— begin —
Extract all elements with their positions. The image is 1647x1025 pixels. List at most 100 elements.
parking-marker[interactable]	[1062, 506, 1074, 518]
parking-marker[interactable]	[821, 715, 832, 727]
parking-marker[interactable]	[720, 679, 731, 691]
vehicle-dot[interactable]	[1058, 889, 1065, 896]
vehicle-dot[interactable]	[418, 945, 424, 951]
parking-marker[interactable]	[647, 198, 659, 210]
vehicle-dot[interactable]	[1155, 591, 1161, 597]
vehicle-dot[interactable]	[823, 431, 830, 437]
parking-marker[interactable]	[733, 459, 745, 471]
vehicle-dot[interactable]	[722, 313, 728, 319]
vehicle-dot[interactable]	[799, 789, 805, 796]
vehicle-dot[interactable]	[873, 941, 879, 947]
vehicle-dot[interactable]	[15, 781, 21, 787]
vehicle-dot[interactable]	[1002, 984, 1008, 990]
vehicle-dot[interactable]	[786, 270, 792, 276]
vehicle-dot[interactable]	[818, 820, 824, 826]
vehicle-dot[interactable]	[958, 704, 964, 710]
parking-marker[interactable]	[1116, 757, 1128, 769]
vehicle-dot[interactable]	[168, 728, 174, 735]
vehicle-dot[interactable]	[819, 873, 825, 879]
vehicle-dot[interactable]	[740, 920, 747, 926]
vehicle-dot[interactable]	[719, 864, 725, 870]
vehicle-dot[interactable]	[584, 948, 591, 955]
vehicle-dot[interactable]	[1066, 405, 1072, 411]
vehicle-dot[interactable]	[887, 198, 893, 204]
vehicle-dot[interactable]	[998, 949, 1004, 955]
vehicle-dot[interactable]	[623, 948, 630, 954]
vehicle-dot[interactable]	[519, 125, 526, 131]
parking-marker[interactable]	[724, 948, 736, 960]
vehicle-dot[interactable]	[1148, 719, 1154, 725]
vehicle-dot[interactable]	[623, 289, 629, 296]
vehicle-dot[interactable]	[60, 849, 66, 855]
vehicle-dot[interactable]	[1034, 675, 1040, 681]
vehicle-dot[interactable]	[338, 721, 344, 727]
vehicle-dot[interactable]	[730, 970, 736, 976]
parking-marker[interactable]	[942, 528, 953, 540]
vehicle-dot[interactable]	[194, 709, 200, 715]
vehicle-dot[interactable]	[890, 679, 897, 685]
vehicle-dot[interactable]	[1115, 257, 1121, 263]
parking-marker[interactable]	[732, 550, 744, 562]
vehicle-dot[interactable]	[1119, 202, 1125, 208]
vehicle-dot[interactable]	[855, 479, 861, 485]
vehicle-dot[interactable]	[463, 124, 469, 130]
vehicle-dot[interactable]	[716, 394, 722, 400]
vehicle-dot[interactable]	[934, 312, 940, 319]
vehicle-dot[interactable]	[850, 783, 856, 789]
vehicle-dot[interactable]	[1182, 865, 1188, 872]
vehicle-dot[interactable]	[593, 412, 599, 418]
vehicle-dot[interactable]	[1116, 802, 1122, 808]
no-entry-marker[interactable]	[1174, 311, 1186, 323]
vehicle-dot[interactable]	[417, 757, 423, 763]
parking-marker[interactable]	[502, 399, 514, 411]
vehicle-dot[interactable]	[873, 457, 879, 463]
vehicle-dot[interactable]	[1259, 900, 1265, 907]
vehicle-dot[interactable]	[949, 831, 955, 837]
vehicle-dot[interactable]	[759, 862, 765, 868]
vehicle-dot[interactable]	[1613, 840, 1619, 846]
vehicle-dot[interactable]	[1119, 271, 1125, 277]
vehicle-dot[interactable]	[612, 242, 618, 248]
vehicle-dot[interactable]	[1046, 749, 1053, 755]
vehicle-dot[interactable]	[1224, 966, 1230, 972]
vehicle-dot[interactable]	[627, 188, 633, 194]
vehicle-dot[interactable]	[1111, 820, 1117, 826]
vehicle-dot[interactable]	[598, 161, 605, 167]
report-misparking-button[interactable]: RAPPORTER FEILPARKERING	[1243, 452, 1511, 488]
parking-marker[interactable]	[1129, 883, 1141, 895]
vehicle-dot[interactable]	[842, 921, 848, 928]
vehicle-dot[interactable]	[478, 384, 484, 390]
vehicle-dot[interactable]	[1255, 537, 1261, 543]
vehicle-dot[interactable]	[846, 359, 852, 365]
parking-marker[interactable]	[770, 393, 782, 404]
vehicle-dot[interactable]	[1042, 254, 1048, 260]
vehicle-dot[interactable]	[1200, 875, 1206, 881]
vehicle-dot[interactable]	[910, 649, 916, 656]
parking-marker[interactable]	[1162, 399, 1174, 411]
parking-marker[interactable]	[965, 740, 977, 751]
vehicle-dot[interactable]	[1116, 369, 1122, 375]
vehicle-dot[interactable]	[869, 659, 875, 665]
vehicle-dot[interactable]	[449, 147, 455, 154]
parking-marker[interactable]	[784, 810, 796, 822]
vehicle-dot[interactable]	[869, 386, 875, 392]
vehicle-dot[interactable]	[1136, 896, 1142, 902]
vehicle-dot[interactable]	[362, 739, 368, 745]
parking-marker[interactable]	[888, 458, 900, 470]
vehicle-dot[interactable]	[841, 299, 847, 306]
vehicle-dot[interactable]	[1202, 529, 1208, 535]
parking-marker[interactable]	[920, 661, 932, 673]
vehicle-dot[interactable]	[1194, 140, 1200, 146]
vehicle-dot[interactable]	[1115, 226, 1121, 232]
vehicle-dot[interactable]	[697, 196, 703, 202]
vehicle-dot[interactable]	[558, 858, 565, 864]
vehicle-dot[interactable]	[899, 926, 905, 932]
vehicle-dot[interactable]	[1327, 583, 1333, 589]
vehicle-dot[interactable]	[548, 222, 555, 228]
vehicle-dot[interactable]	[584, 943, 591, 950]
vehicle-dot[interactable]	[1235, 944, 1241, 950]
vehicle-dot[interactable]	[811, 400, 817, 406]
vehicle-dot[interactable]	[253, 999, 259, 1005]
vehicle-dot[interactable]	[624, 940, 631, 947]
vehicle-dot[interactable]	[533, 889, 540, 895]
— end —
Recast every line of the items above as a numbered list, leaving out any blank lines.

1. Extract all elements with their positions. The image is 1647x1025 pixels. List at most 100 elements.
2. parking-marker[interactable]	[1062, 506, 1074, 518]
3. parking-marker[interactable]	[821, 715, 832, 727]
4. parking-marker[interactable]	[720, 679, 731, 691]
5. vehicle-dot[interactable]	[1058, 889, 1065, 896]
6. vehicle-dot[interactable]	[418, 945, 424, 951]
7. parking-marker[interactable]	[647, 198, 659, 210]
8. vehicle-dot[interactable]	[1155, 591, 1161, 597]
9. vehicle-dot[interactable]	[823, 431, 830, 437]
10. parking-marker[interactable]	[733, 459, 745, 471]
11. vehicle-dot[interactable]	[722, 313, 728, 319]
12. vehicle-dot[interactable]	[799, 789, 805, 796]
13. vehicle-dot[interactable]	[873, 941, 879, 947]
14. vehicle-dot[interactable]	[15, 781, 21, 787]
15. vehicle-dot[interactable]	[1002, 984, 1008, 990]
16. vehicle-dot[interactable]	[786, 270, 792, 276]
17. vehicle-dot[interactable]	[818, 820, 824, 826]
18. vehicle-dot[interactable]	[958, 704, 964, 710]
19. parking-marker[interactable]	[1116, 757, 1128, 769]
20. vehicle-dot[interactable]	[168, 728, 174, 735]
21. vehicle-dot[interactable]	[819, 873, 825, 879]
22. vehicle-dot[interactable]	[740, 920, 747, 926]
23. vehicle-dot[interactable]	[719, 864, 725, 870]
24. vehicle-dot[interactable]	[584, 948, 591, 955]
25. vehicle-dot[interactable]	[1066, 405, 1072, 411]
26. vehicle-dot[interactable]	[887, 198, 893, 204]
27. vehicle-dot[interactable]	[998, 949, 1004, 955]
28. vehicle-dot[interactable]	[623, 948, 630, 954]
29. vehicle-dot[interactable]	[519, 125, 526, 131]
30. parking-marker[interactable]	[724, 948, 736, 960]
31. vehicle-dot[interactable]	[1148, 719, 1154, 725]
32. vehicle-dot[interactable]	[623, 289, 629, 296]
33. vehicle-dot[interactable]	[60, 849, 66, 855]
34. vehicle-dot[interactable]	[1034, 675, 1040, 681]
35. vehicle-dot[interactable]	[338, 721, 344, 727]
36. vehicle-dot[interactable]	[730, 970, 736, 976]
37. parking-marker[interactable]	[942, 528, 953, 540]
38. vehicle-dot[interactable]	[194, 709, 200, 715]
39. vehicle-dot[interactable]	[890, 679, 897, 685]
40. vehicle-dot[interactable]	[1115, 257, 1121, 263]
41. parking-marker[interactable]	[732, 550, 744, 562]
42. vehicle-dot[interactable]	[1119, 202, 1125, 208]
43. vehicle-dot[interactable]	[855, 479, 861, 485]
44. vehicle-dot[interactable]	[463, 124, 469, 130]
45. vehicle-dot[interactable]	[716, 394, 722, 400]
46. vehicle-dot[interactable]	[934, 312, 940, 319]
47. vehicle-dot[interactable]	[850, 783, 856, 789]
48. vehicle-dot[interactable]	[1182, 865, 1188, 872]
49. vehicle-dot[interactable]	[593, 412, 599, 418]
50. vehicle-dot[interactable]	[1116, 802, 1122, 808]
51. no-entry-marker[interactable]	[1174, 311, 1186, 323]
52. vehicle-dot[interactable]	[417, 757, 423, 763]
53. parking-marker[interactable]	[502, 399, 514, 411]
54. vehicle-dot[interactable]	[873, 457, 879, 463]
55. vehicle-dot[interactable]	[1259, 900, 1265, 907]
56. vehicle-dot[interactable]	[949, 831, 955, 837]
57. vehicle-dot[interactable]	[759, 862, 765, 868]
58. vehicle-dot[interactable]	[1613, 840, 1619, 846]
59. vehicle-dot[interactable]	[1119, 271, 1125, 277]
60. vehicle-dot[interactable]	[612, 242, 618, 248]
61. vehicle-dot[interactable]	[1046, 749, 1053, 755]
62. vehicle-dot[interactable]	[1224, 966, 1230, 972]
63. vehicle-dot[interactable]	[627, 188, 633, 194]
64. vehicle-dot[interactable]	[1111, 820, 1117, 826]
65. vehicle-dot[interactable]	[598, 161, 605, 167]
66. report-misparking-button[interactable]: RAPPORTER FEILPARKERING	[1243, 452, 1511, 488]
67. parking-marker[interactable]	[1129, 883, 1141, 895]
68. vehicle-dot[interactable]	[842, 921, 848, 928]
69. vehicle-dot[interactable]	[478, 384, 484, 390]
70. vehicle-dot[interactable]	[1255, 537, 1261, 543]
71. vehicle-dot[interactable]	[846, 359, 852, 365]
72. parking-marker[interactable]	[770, 393, 782, 404]
73. vehicle-dot[interactable]	[1042, 254, 1048, 260]
74. vehicle-dot[interactable]	[1200, 875, 1206, 881]
75. vehicle-dot[interactable]	[910, 649, 916, 656]
76. parking-marker[interactable]	[1162, 399, 1174, 411]
77. parking-marker[interactable]	[965, 740, 977, 751]
78. vehicle-dot[interactable]	[1116, 369, 1122, 375]
79. vehicle-dot[interactable]	[869, 659, 875, 665]
80. vehicle-dot[interactable]	[449, 147, 455, 154]
81. parking-marker[interactable]	[784, 810, 796, 822]
82. vehicle-dot[interactable]	[869, 386, 875, 392]
83. vehicle-dot[interactable]	[1136, 896, 1142, 902]
84. vehicle-dot[interactable]	[362, 739, 368, 745]
85. parking-marker[interactable]	[888, 458, 900, 470]
86. vehicle-dot[interactable]	[841, 299, 847, 306]
87. vehicle-dot[interactable]	[1202, 529, 1208, 535]
88. parking-marker[interactable]	[920, 661, 932, 673]
89. vehicle-dot[interactable]	[1194, 140, 1200, 146]
90. vehicle-dot[interactable]	[1115, 226, 1121, 232]
91. vehicle-dot[interactable]	[697, 196, 703, 202]
92. vehicle-dot[interactable]	[558, 858, 565, 864]
93. vehicle-dot[interactable]	[899, 926, 905, 932]
94. vehicle-dot[interactable]	[1327, 583, 1333, 589]
95. vehicle-dot[interactable]	[548, 222, 555, 228]
96. vehicle-dot[interactable]	[584, 943, 591, 950]
97. vehicle-dot[interactable]	[1235, 944, 1241, 950]
98. vehicle-dot[interactable]	[811, 400, 817, 406]
99. vehicle-dot[interactable]	[253, 999, 259, 1005]
100. vehicle-dot[interactable]	[624, 940, 631, 947]
101. vehicle-dot[interactable]	[533, 889, 540, 895]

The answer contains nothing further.